*** PROVIDED TEXT ***
The Wikipedia entry you linked and the other answer both state that...
... the systemic heart is inactive while the animal is swimming and thus it tires quickly and prefers to crawl.
I tried to find an accurate source corroborating this (by accurate I mean a paper in a peer-reviewed journal or a zoology book), but I couldn't. The best source (scientifically speaking) I found was this page from the Smithsonian Institute, which says:
Octopuses have three hearts. Two of the hearts work exclusively to move blood beyond the animal’s gills, while the third keeps circulation flowing for the organs. The organ heart actually stops beating when the octopus swims, explaining the species’ penchant for crawling rather than swimming, which exhausts them.
A much more reputable source is Octopus: Physiology and Behaviour of an Advanced Invertebrate. It says:
If an octopus is surprised by a sudden movement on the part of an observer, or a thump on the side of its tank, the systemic hear may miss one or more beats.
Which is, evidently, way less dramatic than having one of the three hearts stopping.
The same author says, talking about Octopus vulgaris:
Together with changes due to exercise and arrests attributable to sudden tensing of the body musculature, any prolonged recording reveals apparently spontaneous changes in amplitude that are not obviously correlated with anything that the animal can be seen to be doing. From time to time the heart stops for several seconds (as it does, for longer periods, in O. dofleini).
Thus, apparently, the maximum we have here is periods longer than several seconds (which the book, unfortunately, doesn't determine more precisely).
In conclusion, despite their circulatory system being very complex and the systemic heart being able to stop beating for several seconds (or during the whole time of swimming, as the Smithsonian says), it doesn't seem possible that octopuses can survive if one of their hearts stops (forever). Have in mind that the hearts are not redundant, that is, one heart cannot perform the function of the other (if that other one stops).
*** End of PROVIDED TEXT ***
**USING THE INFORMATION**
1. In the octopus-heart text, revise the passage starting with "A much more" and going on through "or more beats.", replacing "a thump" with "a knock".
2. In the octopus-heart text, why does the writer conclude that an octopus cannot survive if one of its hearts stops for good?
The entries that follow have nothing to do with this.
*** SUPPLIED DATA ***
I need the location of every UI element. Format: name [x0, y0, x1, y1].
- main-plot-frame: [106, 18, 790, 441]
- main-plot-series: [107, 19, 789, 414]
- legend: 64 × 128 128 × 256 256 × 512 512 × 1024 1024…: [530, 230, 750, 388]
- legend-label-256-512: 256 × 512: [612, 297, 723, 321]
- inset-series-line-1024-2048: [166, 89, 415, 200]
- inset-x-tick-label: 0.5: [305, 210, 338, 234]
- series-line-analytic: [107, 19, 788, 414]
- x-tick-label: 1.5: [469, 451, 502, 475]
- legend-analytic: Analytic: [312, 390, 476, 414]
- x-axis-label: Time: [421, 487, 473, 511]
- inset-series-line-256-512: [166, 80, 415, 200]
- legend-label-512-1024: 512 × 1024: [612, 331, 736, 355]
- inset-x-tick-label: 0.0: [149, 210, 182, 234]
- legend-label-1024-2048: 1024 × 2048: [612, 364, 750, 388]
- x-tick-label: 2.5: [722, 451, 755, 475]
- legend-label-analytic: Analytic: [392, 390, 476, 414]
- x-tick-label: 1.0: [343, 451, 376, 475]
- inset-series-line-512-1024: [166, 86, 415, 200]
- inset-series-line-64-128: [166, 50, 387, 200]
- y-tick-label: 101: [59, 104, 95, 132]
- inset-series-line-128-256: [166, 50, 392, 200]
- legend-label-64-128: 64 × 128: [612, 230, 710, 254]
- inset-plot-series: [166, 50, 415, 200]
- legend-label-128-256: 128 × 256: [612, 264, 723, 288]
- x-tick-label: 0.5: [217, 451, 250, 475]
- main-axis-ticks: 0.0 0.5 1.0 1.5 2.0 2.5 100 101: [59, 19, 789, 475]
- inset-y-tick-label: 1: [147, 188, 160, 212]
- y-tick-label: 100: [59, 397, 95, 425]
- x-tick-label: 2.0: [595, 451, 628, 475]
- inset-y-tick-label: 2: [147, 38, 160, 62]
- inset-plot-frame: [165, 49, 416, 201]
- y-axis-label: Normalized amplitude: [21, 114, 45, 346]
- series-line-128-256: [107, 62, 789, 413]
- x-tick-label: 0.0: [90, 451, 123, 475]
*** End of SUPPLIED DATA ***
**OUTPUTS FOR THE TASKS**
1.
A much more reputable source is Octopus: Physiology and Behaviour of an Advanced Invertebrate. It says:
If an octopus is surprised by a sudden movement on the part of an observer, or a knock on the side of its tank, the systemic hear may miss one or more beats.

2. The writer says the hearts are not redundant. One heart cannot do the work of another if that other one stops. So even though the systemic heart can pause for several seconds, a permanent stop would not seem survivable.